*Request*:
Below are entries. Pull out all lines containing "resistance".

(Collected data)
☆ ☆ ☆ ☆ ☆ ☆ ☆

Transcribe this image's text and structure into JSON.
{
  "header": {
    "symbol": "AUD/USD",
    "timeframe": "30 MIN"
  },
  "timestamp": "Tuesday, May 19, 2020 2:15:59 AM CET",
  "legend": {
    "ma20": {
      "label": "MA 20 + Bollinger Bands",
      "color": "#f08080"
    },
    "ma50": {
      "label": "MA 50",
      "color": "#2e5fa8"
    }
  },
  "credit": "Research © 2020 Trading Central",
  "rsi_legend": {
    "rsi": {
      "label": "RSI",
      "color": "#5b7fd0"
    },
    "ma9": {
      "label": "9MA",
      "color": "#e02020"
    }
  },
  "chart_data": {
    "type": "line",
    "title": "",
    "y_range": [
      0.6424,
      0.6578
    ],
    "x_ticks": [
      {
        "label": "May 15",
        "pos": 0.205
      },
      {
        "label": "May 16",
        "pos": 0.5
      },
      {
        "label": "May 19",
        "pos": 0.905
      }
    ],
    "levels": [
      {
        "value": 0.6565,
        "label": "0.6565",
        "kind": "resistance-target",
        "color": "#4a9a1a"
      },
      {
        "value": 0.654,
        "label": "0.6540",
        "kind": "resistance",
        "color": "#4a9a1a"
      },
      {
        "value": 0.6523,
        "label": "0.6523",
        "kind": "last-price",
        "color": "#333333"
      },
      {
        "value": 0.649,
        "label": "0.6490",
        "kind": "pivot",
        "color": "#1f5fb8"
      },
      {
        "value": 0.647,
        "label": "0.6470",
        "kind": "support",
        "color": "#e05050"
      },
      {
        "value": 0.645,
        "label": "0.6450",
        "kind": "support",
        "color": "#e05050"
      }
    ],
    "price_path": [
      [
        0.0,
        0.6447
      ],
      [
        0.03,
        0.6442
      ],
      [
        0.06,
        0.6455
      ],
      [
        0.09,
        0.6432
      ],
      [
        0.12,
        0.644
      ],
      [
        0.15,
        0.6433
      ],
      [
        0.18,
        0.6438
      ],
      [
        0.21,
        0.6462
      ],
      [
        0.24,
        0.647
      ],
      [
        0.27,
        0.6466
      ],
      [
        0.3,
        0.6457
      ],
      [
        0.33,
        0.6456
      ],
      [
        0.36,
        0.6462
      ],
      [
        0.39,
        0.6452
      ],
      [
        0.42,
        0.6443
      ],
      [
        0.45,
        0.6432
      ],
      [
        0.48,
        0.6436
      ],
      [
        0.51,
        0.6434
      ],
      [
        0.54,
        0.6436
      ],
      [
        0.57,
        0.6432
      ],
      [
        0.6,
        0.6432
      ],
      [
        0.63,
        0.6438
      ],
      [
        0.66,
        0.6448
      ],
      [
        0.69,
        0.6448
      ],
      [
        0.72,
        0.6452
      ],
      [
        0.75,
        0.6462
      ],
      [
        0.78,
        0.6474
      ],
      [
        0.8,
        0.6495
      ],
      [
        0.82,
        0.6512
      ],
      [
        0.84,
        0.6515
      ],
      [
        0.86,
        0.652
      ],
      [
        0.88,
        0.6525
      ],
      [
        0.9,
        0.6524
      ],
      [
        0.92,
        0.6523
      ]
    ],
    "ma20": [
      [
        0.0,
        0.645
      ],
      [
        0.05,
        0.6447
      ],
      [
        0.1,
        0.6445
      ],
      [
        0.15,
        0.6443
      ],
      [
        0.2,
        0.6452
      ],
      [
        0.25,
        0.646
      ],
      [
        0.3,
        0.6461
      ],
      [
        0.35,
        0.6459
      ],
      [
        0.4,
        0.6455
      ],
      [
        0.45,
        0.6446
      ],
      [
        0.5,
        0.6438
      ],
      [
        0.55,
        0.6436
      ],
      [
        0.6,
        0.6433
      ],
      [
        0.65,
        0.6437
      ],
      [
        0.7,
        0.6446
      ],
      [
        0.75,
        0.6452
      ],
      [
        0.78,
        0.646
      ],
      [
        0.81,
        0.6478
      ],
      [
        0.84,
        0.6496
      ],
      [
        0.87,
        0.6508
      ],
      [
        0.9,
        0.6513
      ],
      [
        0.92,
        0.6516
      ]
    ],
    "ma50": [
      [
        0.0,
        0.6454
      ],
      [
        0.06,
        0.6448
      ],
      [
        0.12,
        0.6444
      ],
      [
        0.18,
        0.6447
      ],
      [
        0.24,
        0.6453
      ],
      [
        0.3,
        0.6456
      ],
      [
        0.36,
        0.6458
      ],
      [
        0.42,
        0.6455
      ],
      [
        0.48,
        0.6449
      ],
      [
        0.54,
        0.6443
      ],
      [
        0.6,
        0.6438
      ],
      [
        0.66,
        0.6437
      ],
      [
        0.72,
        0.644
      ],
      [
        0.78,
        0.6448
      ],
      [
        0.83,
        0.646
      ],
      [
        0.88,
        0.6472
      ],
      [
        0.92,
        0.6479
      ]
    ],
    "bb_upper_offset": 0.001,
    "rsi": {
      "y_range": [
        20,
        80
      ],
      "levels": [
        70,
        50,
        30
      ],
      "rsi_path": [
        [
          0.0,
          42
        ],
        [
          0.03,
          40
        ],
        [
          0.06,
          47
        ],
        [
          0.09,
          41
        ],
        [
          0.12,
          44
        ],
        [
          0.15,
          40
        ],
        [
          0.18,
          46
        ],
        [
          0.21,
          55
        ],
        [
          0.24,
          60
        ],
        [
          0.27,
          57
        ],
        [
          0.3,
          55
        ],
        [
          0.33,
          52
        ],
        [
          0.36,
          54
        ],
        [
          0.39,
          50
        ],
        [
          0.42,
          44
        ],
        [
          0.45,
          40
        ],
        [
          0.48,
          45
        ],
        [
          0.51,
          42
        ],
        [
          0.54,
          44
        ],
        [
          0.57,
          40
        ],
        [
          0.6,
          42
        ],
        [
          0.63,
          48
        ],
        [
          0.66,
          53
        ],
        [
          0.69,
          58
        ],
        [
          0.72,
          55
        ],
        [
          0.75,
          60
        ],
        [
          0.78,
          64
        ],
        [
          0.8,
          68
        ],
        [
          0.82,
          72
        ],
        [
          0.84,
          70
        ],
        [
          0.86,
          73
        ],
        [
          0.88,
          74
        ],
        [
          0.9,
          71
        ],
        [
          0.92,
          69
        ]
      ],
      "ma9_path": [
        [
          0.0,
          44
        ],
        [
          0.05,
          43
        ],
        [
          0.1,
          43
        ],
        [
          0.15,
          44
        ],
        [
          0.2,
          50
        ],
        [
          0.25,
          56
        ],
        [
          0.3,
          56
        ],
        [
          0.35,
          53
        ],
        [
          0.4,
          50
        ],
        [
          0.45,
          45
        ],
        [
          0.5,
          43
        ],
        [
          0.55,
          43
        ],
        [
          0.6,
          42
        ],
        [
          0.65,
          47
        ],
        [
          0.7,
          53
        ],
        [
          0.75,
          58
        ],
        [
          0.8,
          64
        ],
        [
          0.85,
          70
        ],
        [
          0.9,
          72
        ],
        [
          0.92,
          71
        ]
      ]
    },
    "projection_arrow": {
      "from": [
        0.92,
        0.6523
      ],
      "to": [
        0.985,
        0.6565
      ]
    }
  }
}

☆ ☆ ☆ ☆ ☆ ☆ ☆

*Written answer*:
        "kind": "resistance-target",
        "kind": "resistance",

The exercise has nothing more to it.